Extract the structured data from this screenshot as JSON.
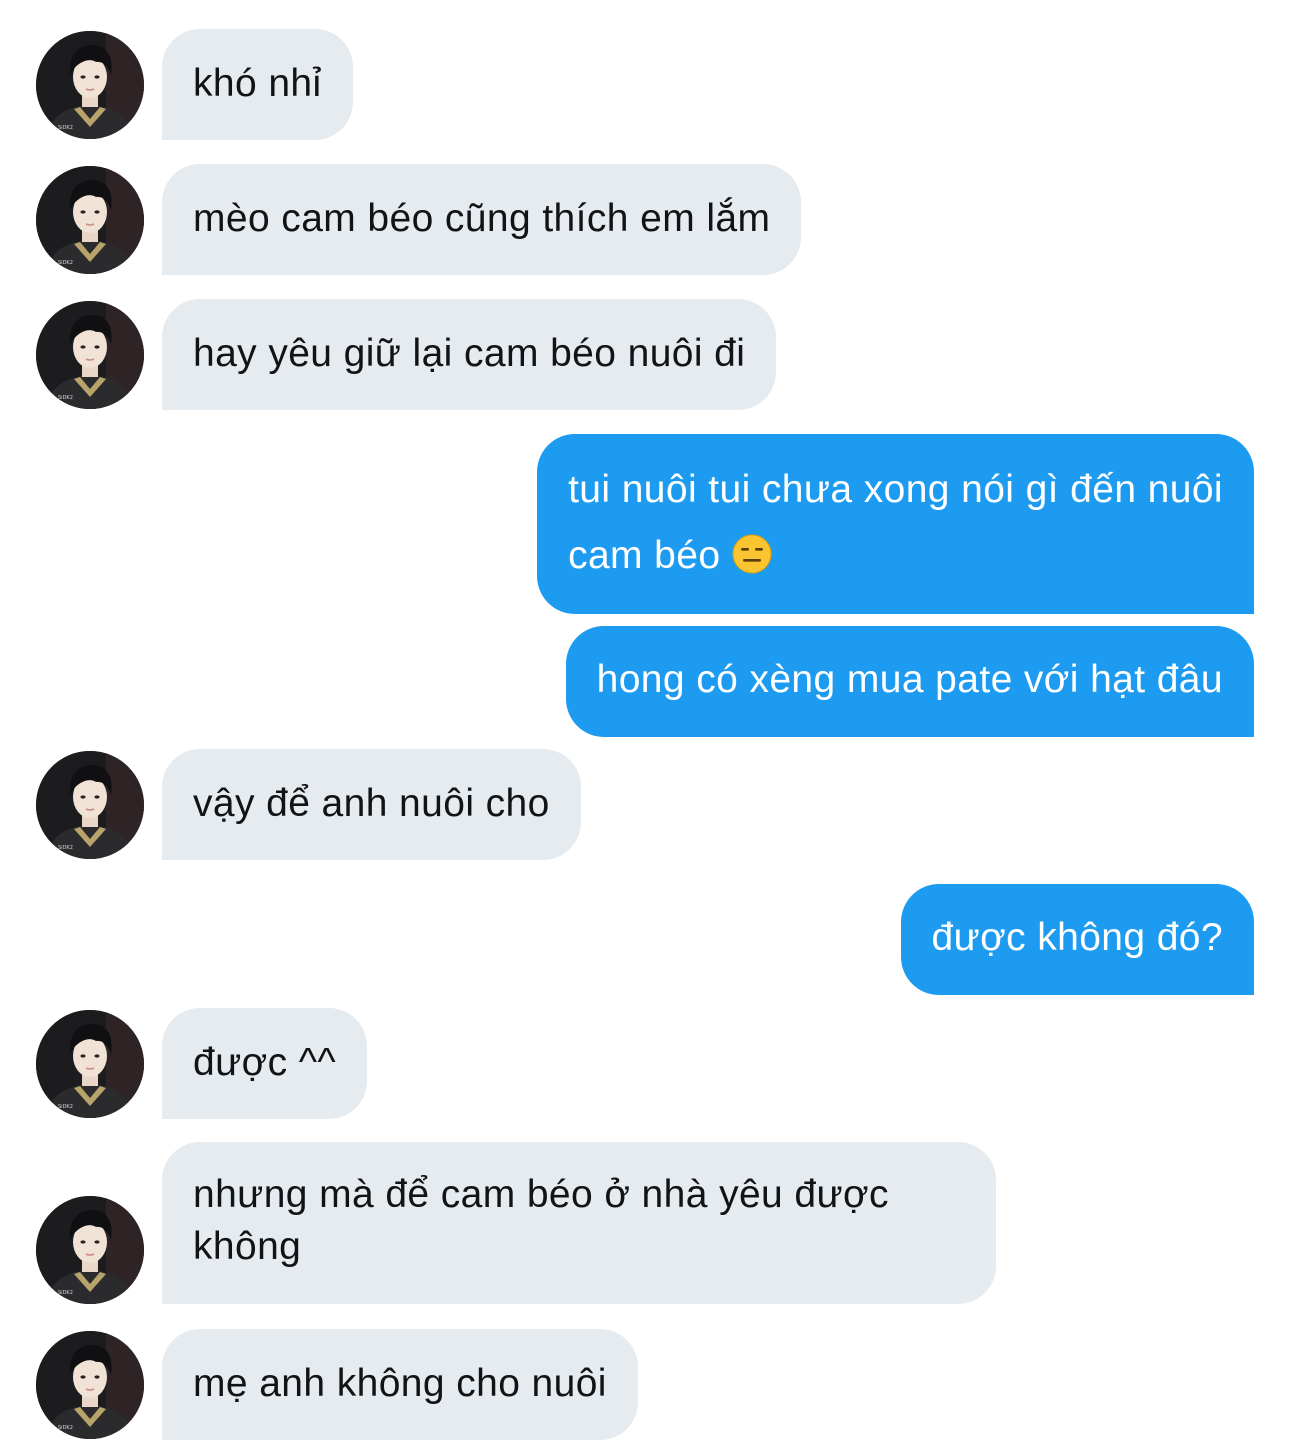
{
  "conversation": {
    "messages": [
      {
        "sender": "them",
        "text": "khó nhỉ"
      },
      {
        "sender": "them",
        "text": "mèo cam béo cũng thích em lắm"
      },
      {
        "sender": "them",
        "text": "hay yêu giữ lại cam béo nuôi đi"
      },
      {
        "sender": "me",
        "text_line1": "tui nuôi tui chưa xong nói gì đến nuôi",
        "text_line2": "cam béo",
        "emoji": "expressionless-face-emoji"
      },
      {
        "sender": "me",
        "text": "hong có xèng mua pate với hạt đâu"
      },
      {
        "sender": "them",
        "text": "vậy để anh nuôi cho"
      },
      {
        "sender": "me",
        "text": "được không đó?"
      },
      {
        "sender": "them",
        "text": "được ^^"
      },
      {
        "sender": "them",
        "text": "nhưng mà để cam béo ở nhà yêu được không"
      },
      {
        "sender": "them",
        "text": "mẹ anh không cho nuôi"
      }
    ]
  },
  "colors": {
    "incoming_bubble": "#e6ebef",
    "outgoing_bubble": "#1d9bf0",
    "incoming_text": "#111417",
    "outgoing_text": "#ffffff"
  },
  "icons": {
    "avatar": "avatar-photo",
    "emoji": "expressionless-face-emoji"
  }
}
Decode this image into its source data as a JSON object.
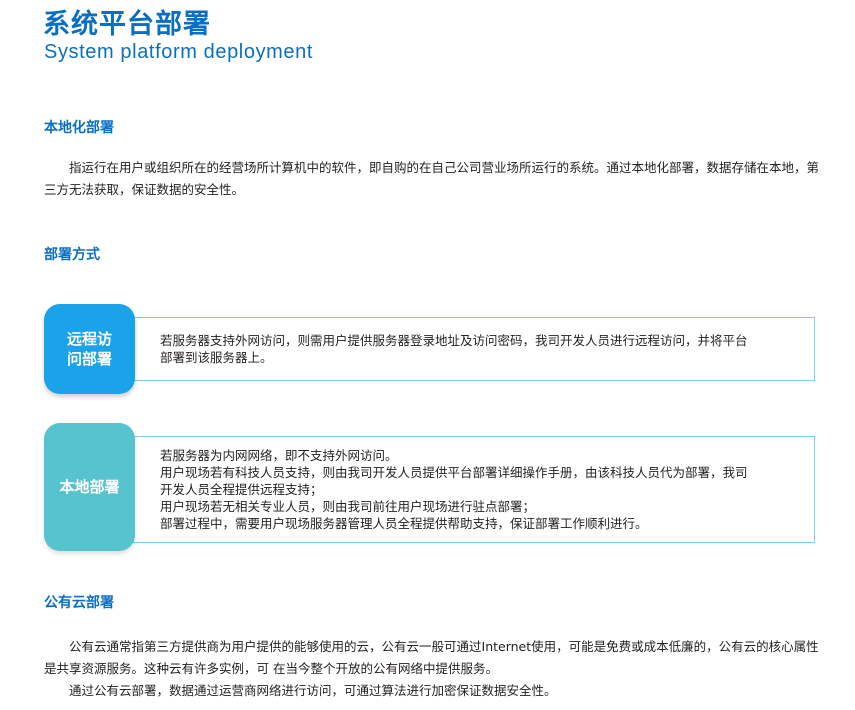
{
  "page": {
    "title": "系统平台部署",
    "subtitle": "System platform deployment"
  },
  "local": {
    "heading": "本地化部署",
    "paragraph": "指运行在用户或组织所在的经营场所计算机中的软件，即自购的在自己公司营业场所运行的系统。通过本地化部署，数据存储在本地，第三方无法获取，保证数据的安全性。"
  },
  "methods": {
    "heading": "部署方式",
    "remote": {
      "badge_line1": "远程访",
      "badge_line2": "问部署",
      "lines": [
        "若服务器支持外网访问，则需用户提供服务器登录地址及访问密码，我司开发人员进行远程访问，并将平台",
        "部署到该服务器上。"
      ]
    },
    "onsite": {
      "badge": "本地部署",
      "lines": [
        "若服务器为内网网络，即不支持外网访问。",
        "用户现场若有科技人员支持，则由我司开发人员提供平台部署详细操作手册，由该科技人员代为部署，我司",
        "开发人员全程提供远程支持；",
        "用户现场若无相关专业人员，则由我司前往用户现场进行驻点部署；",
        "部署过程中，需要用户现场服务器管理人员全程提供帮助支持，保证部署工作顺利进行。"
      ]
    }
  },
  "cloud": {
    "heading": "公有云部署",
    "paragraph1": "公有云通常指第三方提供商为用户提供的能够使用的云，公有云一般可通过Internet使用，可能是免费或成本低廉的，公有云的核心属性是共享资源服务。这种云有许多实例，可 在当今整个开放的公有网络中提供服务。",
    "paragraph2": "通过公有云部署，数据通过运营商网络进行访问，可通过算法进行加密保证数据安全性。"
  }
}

■ **TASK BRIEF**
Return all of the data exactly as written, and drop the pictures.

■ **THE RESULT**
Extract the structured data from this screenshot as JSON.
{
  "conversation": {
    "messages": [
      {
        "sender": "them",
        "text": "khó nhỉ"
      },
      {
        "sender": "them",
        "text": "mèo cam béo cũng thích em lắm"
      },
      {
        "sender": "them",
        "text": "hay yêu giữ lại cam béo nuôi đi"
      },
      {
        "sender": "me",
        "text_line1": "tui nuôi tui chưa xong nói gì đến nuôi",
        "text_line2": "cam béo",
        "emoji": "expressionless-face-emoji"
      },
      {
        "sender": "me",
        "text": "hong có xèng mua pate với hạt đâu"
      },
      {
        "sender": "them",
        "text": "vậy để anh nuôi cho"
      },
      {
        "sender": "me",
        "text": "được không đó?"
      },
      {
        "sender": "them",
        "text": "được ^^"
      },
      {
        "sender": "them",
        "text": "nhưng mà để cam béo ở nhà yêu được không"
      },
      {
        "sender": "them",
        "text": "mẹ anh không cho nuôi"
      }
    ]
  },
  "colors": {
    "incoming_bubble": "#e6ebef",
    "outgoing_bubble": "#1d9bf0",
    "incoming_text": "#111417",
    "outgoing_text": "#ffffff"
  },
  "icons": {
    "avatar": "avatar-photo",
    "emoji": "expressionless-face-emoji"
  }
}
Decode this image into its source data as a JSON object.
{
  "page": {
    "title": "系统平台部署",
    "subtitle": "System platform deployment"
  },
  "local": {
    "heading": "本地化部署",
    "paragraph": "指运行在用户或组织所在的经营场所计算机中的软件，即自购的在自己公司营业场所运行的系统。通过本地化部署，数据存储在本地，第三方无法获取，保证数据的安全性。"
  },
  "methods": {
    "heading": "部署方式",
    "remote": {
      "badge_line1": "远程访",
      "badge_line2": "问部署",
      "lines": [
        "若服务器支持外网访问，则需用户提供服务器登录地址及访问密码，我司开发人员进行远程访问，并将平台",
        "部署到该服务器上。"
      ]
    },
    "onsite": {
      "badge": "本地部署",
      "lines": [
        "若服务器为内网网络，即不支持外网访问。",
        "用户现场若有科技人员支持，则由我司开发人员提供平台部署详细操作手册，由该科技人员代为部署，我司",
        "开发人员全程提供远程支持；",
        "用户现场若无相关专业人员，则由我司前往用户现场进行驻点部署；",
        "部署过程中，需要用户现场服务器管理人员全程提供帮助支持，保证部署工作顺利进行。"
      ]
    }
  },
  "cloud": {
    "heading": "公有云部署",
    "paragraph1": "公有云通常指第三方提供商为用户提供的能够使用的云，公有云一般可通过Internet使用，可能是免费或成本低廉的，公有云的核心属性是共享资源服务。这种云有许多实例，可 在当今整个开放的公有网络中提供服务。",
    "paragraph2": "通过公有云部署，数据通过运营商网络进行访问，可通过算法进行加密保证数据安全性。"
  }
}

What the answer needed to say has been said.